# start of Entries

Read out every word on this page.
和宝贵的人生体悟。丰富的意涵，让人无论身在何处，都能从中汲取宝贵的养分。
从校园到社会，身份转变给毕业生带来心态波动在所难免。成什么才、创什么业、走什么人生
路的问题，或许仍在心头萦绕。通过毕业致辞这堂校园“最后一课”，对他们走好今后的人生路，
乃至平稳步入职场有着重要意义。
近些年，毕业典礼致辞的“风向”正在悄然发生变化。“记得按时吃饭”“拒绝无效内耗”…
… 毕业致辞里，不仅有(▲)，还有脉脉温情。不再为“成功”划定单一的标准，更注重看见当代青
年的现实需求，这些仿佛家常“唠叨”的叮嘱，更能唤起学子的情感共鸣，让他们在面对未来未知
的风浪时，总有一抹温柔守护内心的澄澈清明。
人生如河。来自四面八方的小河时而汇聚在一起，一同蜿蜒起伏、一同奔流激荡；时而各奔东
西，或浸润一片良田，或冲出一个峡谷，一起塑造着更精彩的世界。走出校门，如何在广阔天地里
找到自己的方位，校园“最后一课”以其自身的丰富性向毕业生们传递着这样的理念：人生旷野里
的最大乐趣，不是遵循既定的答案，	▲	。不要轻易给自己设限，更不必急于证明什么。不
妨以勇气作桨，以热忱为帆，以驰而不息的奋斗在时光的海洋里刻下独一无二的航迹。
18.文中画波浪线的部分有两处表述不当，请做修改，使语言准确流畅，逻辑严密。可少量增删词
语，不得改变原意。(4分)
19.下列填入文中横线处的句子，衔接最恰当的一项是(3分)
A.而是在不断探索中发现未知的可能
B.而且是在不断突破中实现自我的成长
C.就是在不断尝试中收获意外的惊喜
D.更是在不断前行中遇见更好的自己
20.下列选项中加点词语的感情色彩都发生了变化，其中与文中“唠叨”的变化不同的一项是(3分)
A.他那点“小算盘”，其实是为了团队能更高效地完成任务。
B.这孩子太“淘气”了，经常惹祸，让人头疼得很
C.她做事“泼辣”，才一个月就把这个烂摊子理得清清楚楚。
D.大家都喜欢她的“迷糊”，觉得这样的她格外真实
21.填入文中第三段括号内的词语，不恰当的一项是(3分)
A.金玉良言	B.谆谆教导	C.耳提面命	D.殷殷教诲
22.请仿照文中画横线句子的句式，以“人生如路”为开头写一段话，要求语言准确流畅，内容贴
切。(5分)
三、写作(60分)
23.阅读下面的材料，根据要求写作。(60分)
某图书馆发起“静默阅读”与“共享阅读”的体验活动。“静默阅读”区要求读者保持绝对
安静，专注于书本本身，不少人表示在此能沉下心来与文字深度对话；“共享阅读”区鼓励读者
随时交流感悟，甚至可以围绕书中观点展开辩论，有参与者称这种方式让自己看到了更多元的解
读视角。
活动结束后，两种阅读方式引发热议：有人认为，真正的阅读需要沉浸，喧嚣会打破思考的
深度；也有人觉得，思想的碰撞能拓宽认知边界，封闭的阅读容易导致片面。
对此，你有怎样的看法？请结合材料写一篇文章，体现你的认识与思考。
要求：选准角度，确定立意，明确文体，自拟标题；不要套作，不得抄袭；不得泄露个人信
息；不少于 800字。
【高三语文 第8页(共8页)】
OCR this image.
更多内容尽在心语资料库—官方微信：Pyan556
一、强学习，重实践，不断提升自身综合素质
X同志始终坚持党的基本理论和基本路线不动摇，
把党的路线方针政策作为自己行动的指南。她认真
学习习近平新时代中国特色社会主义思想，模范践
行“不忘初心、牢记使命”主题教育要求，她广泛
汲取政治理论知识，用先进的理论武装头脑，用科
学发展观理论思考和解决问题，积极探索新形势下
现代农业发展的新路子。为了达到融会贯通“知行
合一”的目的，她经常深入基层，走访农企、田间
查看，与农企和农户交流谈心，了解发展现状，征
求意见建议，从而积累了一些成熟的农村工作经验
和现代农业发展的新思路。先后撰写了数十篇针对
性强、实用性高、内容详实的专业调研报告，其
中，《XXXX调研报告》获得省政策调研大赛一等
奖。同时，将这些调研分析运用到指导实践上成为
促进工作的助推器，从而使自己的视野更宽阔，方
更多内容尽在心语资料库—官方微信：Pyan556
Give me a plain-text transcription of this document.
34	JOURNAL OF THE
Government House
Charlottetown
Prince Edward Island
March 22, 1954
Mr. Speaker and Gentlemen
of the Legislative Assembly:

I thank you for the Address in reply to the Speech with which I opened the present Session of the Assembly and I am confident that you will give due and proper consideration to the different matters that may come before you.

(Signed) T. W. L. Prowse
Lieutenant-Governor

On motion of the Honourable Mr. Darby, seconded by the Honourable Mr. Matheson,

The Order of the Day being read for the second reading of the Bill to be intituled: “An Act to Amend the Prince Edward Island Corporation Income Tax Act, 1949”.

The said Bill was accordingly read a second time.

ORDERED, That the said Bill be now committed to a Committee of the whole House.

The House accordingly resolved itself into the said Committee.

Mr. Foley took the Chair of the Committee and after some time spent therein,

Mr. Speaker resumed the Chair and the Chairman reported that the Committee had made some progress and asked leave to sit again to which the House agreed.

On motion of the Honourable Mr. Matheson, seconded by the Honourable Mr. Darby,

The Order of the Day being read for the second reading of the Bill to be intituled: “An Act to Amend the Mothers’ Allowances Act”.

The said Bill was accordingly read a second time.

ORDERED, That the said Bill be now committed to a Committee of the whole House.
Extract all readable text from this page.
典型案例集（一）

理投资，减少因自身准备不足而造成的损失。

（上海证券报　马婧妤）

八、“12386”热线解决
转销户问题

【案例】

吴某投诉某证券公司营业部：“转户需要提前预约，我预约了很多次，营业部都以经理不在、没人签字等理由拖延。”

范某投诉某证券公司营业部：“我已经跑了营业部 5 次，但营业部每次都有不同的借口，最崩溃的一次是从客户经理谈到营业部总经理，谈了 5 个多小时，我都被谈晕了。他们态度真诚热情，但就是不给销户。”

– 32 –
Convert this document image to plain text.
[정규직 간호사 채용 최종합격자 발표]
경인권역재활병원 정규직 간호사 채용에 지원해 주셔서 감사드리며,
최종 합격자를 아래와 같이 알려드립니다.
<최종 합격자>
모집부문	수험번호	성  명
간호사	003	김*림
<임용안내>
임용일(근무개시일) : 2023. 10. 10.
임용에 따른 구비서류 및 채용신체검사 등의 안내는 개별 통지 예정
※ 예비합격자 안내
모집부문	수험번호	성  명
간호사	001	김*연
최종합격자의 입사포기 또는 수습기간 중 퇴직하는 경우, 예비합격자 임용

# end of Entries

Print every entry exactly as it appears.

Response to this task.
Read out every word on this page.
和宝贵的人生体悟。丰富的意涵，让人无论身在何处，都能从中汲取宝贵的养分。
从校园到社会，身份转变给毕业生带来心态波动在所难免。成什么才、创什么业、走什么人生
路的问题，或许仍在心头萦绕。通过毕业致辞这堂校园“最后一课”，对他们走好今后的人生路，
乃至平稳步入职场有着重要意义。
近些年，毕业典礼致辞的“风向”正在悄然发生变化。“记得按时吃饭”“拒绝无效内耗”…
… 毕业致辞里，不仅有(▲)，还有脉脉温情。不再为“成功”划定单一的标准，更注重看见当代青
年的现实需求，这些仿佛家常“唠叨”的叮嘱，更能唤起学子的情感共鸣，让他们在面对未来未知
的风浪时，总有一抹温柔守护内心的澄澈清明。
人生如河。来自四面八方的小河时而汇聚在一起，一同蜿蜒起伏、一同奔流激荡；时而各奔东
西，或浸润一片良田，或冲出一个峡谷，一起塑造着更精彩的世界。走出校门，如何在广阔天地里
找到自己的方位，校园“最后一课”以其自身的丰富性向毕业生们传递着这样的理念：人生旷野里
的最大乐趣，不是遵循既定的答案，	▲	。不要轻易给自己设限，更不必急于证明什么。不
妨以勇气作桨，以热忱为帆，以驰而不息的奋斗在时光的海洋里刻下独一无二的航迹。
18.文中画波浪线的部分有两处表述不当，请做修改，使语言准确流畅，逻辑严密。可少量增删词
语，不得改变原意。(4分)
19.下列填入文中横线处的句子，衔接最恰当的一项是(3分)
A.而是在不断探索中发现未知的可能
B.而且是在不断突破中实现自我的成长
C.就是在不断尝试中收获意外的惊喜
D.更是在不断前行中遇见更好的自己
20.下列选项中加点词语的感情色彩都发生了变化，其中与文中“唠叨”的变化不同的一项是(3分)
A.他那点“小算盘”，其实是为了团队能更高效地完成任务。
B.这孩子太“淘气”了，经常惹祸，让人头疼得很
C.她做事“泼辣”，才一个月就把这个烂摊子理得清清楚楚。
D.大家都喜欢她的“迷糊”，觉得这样的她格外真实
21.填入文中第三段括号内的词语，不恰当的一项是(3分)
A.金玉良言	B.谆谆教导	C.耳提面命	D.殷殷教诲
22.请仿照文中画横线句子的句式，以“人生如路”为开头写一段话，要求语言准确流畅，内容贴
切。(5分)
三、写作(60分)
23.阅读下面的材料，根据要求写作。(60分)
某图书馆发起“静默阅读”与“共享阅读”的体验活动。“静默阅读”区要求读者保持绝对
安静，专注于书本本身，不少人表示在此能沉下心来与文字深度对话；“共享阅读”区鼓励读者
随时交流感悟，甚至可以围绕书中观点展开辩论，有参与者称这种方式让自己看到了更多元的解
读视角。
活动结束后，两种阅读方式引发热议：有人认为，真正的阅读需要沉浸，喧嚣会打破思考的
深度；也有人觉得，思想的碰撞能拓宽认知边界，封闭的阅读容易导致片面。
对此，你有怎样的看法？请结合材料写一篇文章，体现你的认识与思考。
要求：选准角度，确定立意，明确文体，自拟标题；不要套作，不得抄袭；不得泄露个人信
息；不少于 800字。
【高三语文 第8页(共8页)】
OCR this image.
更多内容尽在心语资料库—官方微信：Pyan556
一、强学习，重实践，不断提升自身综合素质
X同志始终坚持党的基本理论和基本路线不动摇，
把党的路线方针政策作为自己行动的指南。她认真
学习习近平新时代中国特色社会主义思想，模范践
行“不忘初心、牢记使命”主题教育要求，她广泛
汲取政治理论知识，用先进的理论武装头脑，用科
学发展观理论思考和解决问题，积极探索新形势下
现代农业发展的新路子。为了达到融会贯通“知行
合一”的目的，她经常深入基层，走访农企、田间
查看，与农企和农户交流谈心，了解发展现状，征
求意见建议，从而积累了一些成熟的农村工作经验
和现代农业发展的新思路。先后撰写了数十篇针对
性强、实用性高、内容详实的专业调研报告，其
中，《XXXX调研报告》获得省政策调研大赛一等
奖。同时，将这些调研分析运用到指导实践上成为
促进工作的助推器，从而使自己的视野更宽阔，方
更多内容尽在心语资料库—官方微信：Pyan556
Give me a plain-text transcription of this document.
34	JOURNAL OF THE
Government House
Charlottetown
Prince Edward Island
March 22, 1954
Mr. Speaker and Gentlemen
of the Legislative Assembly:

I thank you for the Address in reply to the Speech with which I opened the present Session of the Assembly and I am confident that you will give due and proper consideration to the different matters that may come before you.

(Signed) T. W. L. Prowse
Lieutenant-Governor

On motion of the Honourable Mr. Darby, seconded by the Honourable Mr. Matheson,

The Order of the Day being read for the second reading of the Bill to be intituled: “An Act to Amend the Prince Edward Island Corporation Income Tax Act, 1949”.

The said Bill was accordingly read a second time.

ORDERED, That the said Bill be now committed to a Committee of the whole House.

The House accordingly resolved itself into the said Committee.

Mr. Foley took the Chair of the Committee and after some time spent therein,

Mr. Speaker resumed the Chair and the Chairman reported that the Committee had made some progress and asked leave to sit again to which the House agreed.

On motion of the Honourable Mr. Matheson, seconded by the Honourable Mr. Darby,

The Order of the Day being read for the second reading of the Bill to be intituled: “An Act to Amend the Mothers’ Allowances Act”.

The said Bill was accordingly read a second time.

ORDERED, That the said Bill be now committed to a Committee of the whole House.
Extract all readable text from this page.
典型案例集（一）

理投资，减少因自身准备不足而造成的损失。

（上海证券报　马婧妤）

八、“12386”热线解决
转销户问题

【案例】

吴某投诉某证券公司营业部：“转户需要提前预约，我预约了很多次，营业部都以经理不在、没人签字等理由拖延。”

范某投诉某证券公司营业部：“我已经跑了营业部 5 次，但营业部每次都有不同的借口，最崩溃的一次是从客户经理谈到营业部总经理，谈了 5 个多小时，我都被谈晕了。他们态度真诚热情，但就是不给销户。”

– 32 –
Convert this document image to plain text.
[정규직 간호사 채용 최종합격자 발표]
경인권역재활병원 정규직 간호사 채용에 지원해 주셔서 감사드리며,
최종 합격자를 아래와 같이 알려드립니다.
<최종 합격자>
모집부문	수험번호	성  명
간호사	003	김*림
<임용안내>
임용일(근무개시일) : 2023. 10. 10.
임용에 따른 구비서류 및 채용신체검사 등의 안내는 개별 통지 예정
※ 예비합격자 안내
모집부문	수험번호	성  명
간호사	001	김*연
최종합격자의 입사포기 또는 수습기간 중 퇴직하는 경우, 예비합격자 임용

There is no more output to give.